**SHORT EXERCISE**
Write out all records as given; omit images.

───

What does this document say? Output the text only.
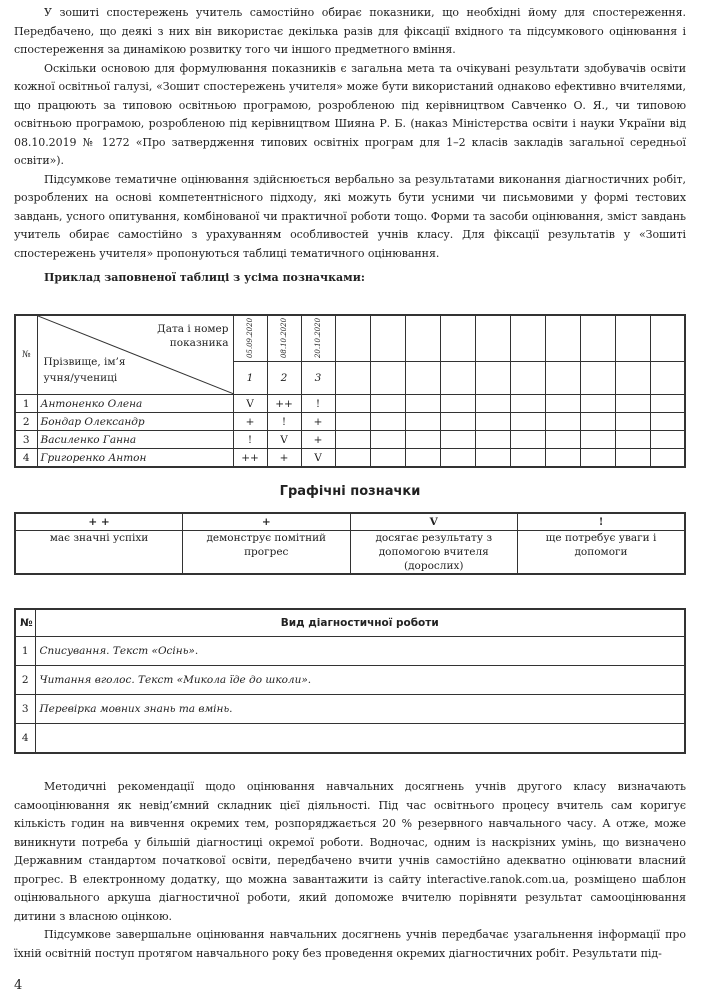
У зошиті спостережень учитель самостійно обирає показники, що необхідні йому для спостереження. Передбачено, що деякі з них він використає декілька разів для фіксації вхідного та підсумкового оцінювання і спостереження за динамікою розвитку того чи іншого предметного вміння.

Оскільки основою для формулювання показників є загальна мета та очікувані результати здобувачів освіти кожної освітньої галузі, «Зошит спостережень учителя» може бути використаний однаково ефективно вчителями, що працюють за типовою освітньою програмою, розробленою під керівництвом Савченко О. Я., чи типовою освітньою програмою, розробленою під керівництвом Шияна Р. Б. (наказ Міністерства освіти і науки України від 08.10.2019 № 1272 «Про затвердження типових освітніх програм для 1–2 класів закладів загальної середньої освіти»).

Підсумкове тематичне оцінювання здійснюється вербально за результатами виконання діагностичних робіт, розроблених на основі компетентнісного підходу, які можуть бути усними чи письмовими у формі тестових завдань, усного опитування, комбінованої чи практичної роботи тощо. Форми та засоби оцінювання, зміст завдань учитель обирає самостійно з урахуванням особливостей учнів класу. Для фіксації результатів у «Зошиті спостережень учителя» пропонуються таблиці тематичного оцінювання.

Приклад заповненої таблиці з усіма позначками:
№	Дата і номер показника
Прізвище, ім’я учня/учениці	05.09.2020	08.10.2020	20.10.2020										

		1	2	3										
1	Антоненко Олена	V	++	!										
2	Бондар Олександр	+	!	+										
3	Василенко Ганна	!	V	+										
4	Григоренко Антон	++	+	V										
Графічні позначки
+ +	+	V	!
має значні успіхи	демонструє помітний прогрес	досягає результату з допомогою вчителя (дорослих)	ще потребує уваги і допомоги
№	Вид діагностичної роботи
1	Списування. Текст «Осінь».
2	Читання вголос. Текст «Микола їде до школи».
3	Перевірка мовних знань та вмінь.
4	

Методичні рекомендації щодо оцінювання навчальних досягнень учнів другого класу визначають самооцінювання як невід’ємний складник цієї діяльності. Під час освітнього процесу вчитель сам коригує кількість годин на вивчення окремих тем, розпоряджається 20 % резервного навчального часу. А отже, може виникнути потреба у більшій діагностиці окремої роботи. Водночас, одним із наскрізних умінь, що визначено Державним стандартом початкової освіти, передбачено вчити учнів самостійно адекватно оцінювати власний прогрес. В електронному додатку, що можна завантажити із сайту interactive.ranok.com.ua, розміщено шаблон оцінювального аркуша діагностичної роботи, який допоможе вчителю порівняти результат самооцінювання дитини з власною оцінкою.

Підсумкове завершальне оцінювання навчальних досягнень учнів передбачає узагальнення інформації про їхній освітній поступ протягом навчального року без проведення окремих діагностичних робіт. Результати під-

4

───

**RESULT**
What does this document say? Output the text only.
У зошиті спостережень учитель самостійно обирає показники, що необхідні йому для спостереження. Передбачено, що деякі з них він використає декілька разів для фіксації вхідного та підсумкового оцінювання і спостереження за динамікою розвитку того чи іншого предметного вміння.

Оскільки основою для формулювання показників є загальна мета та очікувані результати здобувачів освіти кожної освітньої галузі, «Зошит спостережень учителя» може бути використаний однаково ефективно вчителями, що працюють за типовою освітньою програмою, розробленою під керівництвом Савченко О. Я., чи типовою освітньою програмою, розробленою під керівництвом Шияна Р. Б. (наказ Міністерства освіти і науки України від 08.10.2019 № 1272 «Про затвердження типових освітніх програм для 1–2 класів закладів загальної середньої освіти»).

Підсумкове тематичне оцінювання здійснюється вербально за результатами виконання діагностичних робіт, розроблених на основі компетентнісного підходу, які можуть бути усними чи письмовими у формі тестових завдань, усного опитування, комбінованої чи практичної роботи тощо. Форми та засоби оцінювання, зміст завдань учитель обирає самостійно з урахуванням особливостей учнів класу. Для фіксації результатів у «Зошиті спостережень учителя» пропонуються таблиці тематичного оцінювання.

Приклад заповненої таблиці з усіма позначками:
№	Дата і номер показника
Прізвище, ім’я учня/учениці	05.09.2020	08.10.2020	20.10.2020										

		1	2	3										
1	Антоненко Олена	V	++	!										
2	Бондар Олександр	+	!	+										
3	Василенко Ганна	!	V	+										
4	Григоренко Антон	++	+	V										
Графічні позначки
+ +	+	V	!
має значні успіхи	демонструє помітний прогрес	досягає результату з допомогою вчителя (дорослих)	ще потребує уваги і допомоги
№	Вид діагностичної роботи
1	Списування. Текст «Осінь».
2	Читання вголос. Текст «Микола їде до школи».
3	Перевірка мовних знань та вмінь.
4	

Методичні рекомендації щодо оцінювання навчальних досягнень учнів другого класу визначають самооцінювання як невід’ємний складник цієї діяльності. Під час освітнього процесу вчитель сам коригує кількість годин на вивчення окремих тем, розпоряджається 20 % резервного навчального часу. А отже, може виникнути потреба у більшій діагностиці окремої роботи. Водночас, одним із наскрізних умінь, що визначено Державним стандартом початкової освіти, передбачено вчити учнів самостійно адекватно оцінювати власний прогрес. В електронному додатку, що можна завантажити із сайту interactive.ranok.com.ua, розміщено шаблон оцінювального аркуша діагностичної роботи, який допоможе вчителю порівняти результат самооцінювання дитини з власною оцінкою.

Підсумкове завершальне оцінювання навчальних досягнень учнів передбачає узагальнення інформації про їхній освітній поступ протягом навчального року без проведення окремих діагностичних робіт. Результати під-

4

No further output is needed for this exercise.